* TASK GOAL
Extract all lines in the data that contain the word "SbᴵᴵᴵSbⱽ".

++++++++++++++++++++

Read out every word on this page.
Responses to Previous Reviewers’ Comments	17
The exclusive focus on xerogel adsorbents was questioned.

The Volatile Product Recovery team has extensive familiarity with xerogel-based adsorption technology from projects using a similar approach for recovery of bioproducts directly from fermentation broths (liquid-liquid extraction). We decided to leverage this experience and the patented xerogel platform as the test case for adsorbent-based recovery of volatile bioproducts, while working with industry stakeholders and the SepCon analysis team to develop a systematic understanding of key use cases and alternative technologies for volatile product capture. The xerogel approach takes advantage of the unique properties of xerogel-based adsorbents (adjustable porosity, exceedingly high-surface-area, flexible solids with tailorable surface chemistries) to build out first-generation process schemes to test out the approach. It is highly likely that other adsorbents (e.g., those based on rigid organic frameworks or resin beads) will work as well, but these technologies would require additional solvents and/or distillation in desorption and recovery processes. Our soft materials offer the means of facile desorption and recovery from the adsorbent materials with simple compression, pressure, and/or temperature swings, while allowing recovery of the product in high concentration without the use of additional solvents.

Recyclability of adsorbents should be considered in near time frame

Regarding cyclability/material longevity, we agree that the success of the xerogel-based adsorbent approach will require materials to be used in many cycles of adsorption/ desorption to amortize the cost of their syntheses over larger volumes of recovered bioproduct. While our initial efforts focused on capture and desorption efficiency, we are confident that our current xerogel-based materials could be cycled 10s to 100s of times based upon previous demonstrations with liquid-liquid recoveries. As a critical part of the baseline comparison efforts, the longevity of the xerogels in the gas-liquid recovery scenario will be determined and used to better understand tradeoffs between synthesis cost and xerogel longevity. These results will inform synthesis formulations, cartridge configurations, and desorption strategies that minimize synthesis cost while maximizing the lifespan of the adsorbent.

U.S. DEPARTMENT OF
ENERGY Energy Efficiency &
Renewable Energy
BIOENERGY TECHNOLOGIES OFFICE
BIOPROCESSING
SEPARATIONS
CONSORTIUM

++++++++++++++++++++

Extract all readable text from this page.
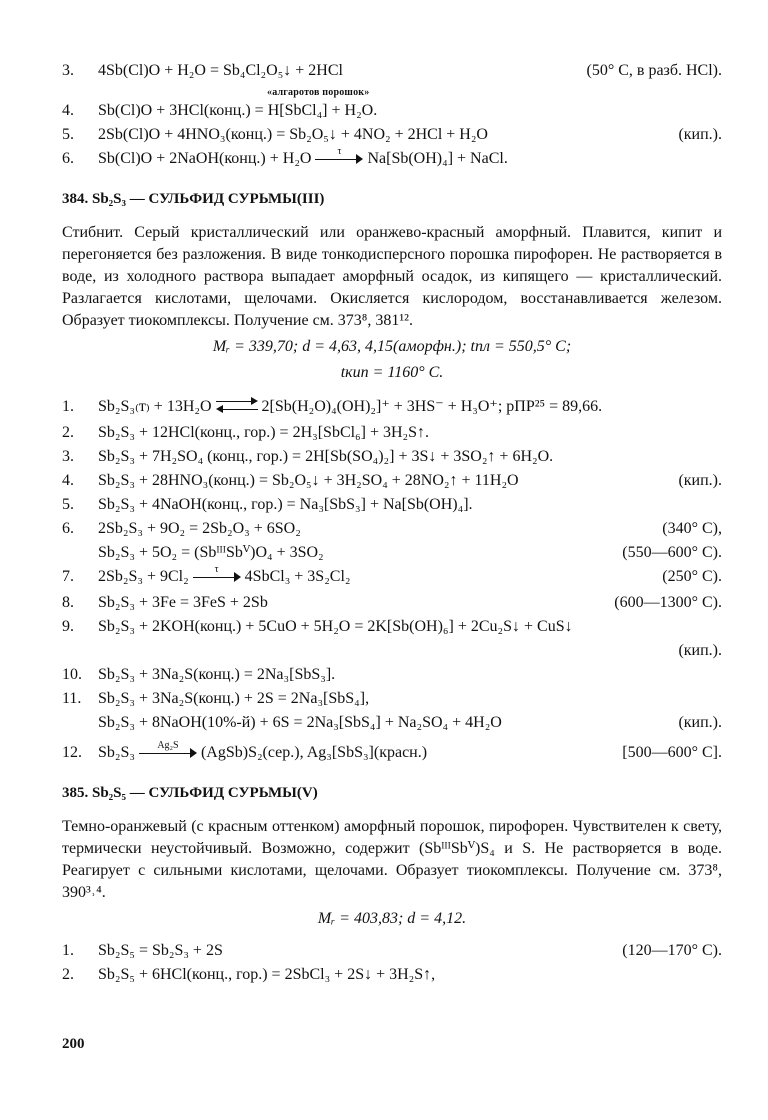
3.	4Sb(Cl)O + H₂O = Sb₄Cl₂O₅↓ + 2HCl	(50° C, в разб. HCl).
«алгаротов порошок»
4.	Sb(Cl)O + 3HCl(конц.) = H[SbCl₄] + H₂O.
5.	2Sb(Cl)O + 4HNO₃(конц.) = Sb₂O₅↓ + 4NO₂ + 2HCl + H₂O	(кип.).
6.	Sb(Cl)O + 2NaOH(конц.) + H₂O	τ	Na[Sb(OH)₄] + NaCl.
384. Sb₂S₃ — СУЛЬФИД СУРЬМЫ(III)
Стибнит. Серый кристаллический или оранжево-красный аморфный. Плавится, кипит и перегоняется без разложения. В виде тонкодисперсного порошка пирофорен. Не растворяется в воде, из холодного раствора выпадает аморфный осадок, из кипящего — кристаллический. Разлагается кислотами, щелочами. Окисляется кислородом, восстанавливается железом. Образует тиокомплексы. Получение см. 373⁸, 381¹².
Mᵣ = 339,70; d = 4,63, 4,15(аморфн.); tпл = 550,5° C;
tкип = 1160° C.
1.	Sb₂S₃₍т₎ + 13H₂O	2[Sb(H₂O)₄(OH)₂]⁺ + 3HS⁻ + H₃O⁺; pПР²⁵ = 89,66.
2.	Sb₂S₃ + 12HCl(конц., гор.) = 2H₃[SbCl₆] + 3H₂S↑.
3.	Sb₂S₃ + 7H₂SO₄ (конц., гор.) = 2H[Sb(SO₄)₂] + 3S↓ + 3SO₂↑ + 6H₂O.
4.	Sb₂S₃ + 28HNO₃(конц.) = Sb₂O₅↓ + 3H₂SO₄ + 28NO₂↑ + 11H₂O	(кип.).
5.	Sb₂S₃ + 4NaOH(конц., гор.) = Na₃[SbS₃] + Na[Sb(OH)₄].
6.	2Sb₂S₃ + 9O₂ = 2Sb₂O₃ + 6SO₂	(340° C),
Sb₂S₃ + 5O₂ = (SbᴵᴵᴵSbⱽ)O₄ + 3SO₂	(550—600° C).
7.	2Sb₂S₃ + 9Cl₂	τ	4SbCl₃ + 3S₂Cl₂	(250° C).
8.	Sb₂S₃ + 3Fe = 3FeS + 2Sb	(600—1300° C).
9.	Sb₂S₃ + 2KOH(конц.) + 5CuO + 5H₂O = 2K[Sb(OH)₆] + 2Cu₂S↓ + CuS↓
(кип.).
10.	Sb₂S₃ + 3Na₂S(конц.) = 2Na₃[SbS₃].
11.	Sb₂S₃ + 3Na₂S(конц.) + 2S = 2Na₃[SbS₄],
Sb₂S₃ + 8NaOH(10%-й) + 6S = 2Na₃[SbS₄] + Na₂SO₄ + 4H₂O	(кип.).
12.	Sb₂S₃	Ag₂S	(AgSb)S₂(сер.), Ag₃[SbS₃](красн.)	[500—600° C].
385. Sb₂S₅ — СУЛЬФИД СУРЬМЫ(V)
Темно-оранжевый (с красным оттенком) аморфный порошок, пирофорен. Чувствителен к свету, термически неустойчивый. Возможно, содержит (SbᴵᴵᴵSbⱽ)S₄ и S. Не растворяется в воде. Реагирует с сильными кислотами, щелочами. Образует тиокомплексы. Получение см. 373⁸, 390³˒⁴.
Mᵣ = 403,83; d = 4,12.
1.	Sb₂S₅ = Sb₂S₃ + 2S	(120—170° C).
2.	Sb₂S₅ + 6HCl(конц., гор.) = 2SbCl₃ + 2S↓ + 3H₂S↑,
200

++++++++++++++++++++

* TASK RESPONSE
Sb₂S₃ + 5O₂ = (SbᴵᴵᴵSbⱽ)O₄ + 3SO₂	(550—600° C).
Темно-оранжевый (с красным оттенком) аморфный порошок, пирофорен. Чувствителен к свету, термически неустойчивый. Возможно, содержит (SbᴵᴵᴵSbⱽ)S₄ и S. Не растворяется в воде. Реагирует с сильными кислотами, щелочами. Образует тиокомплексы. Получение см. 373⁸, 390³˒⁴.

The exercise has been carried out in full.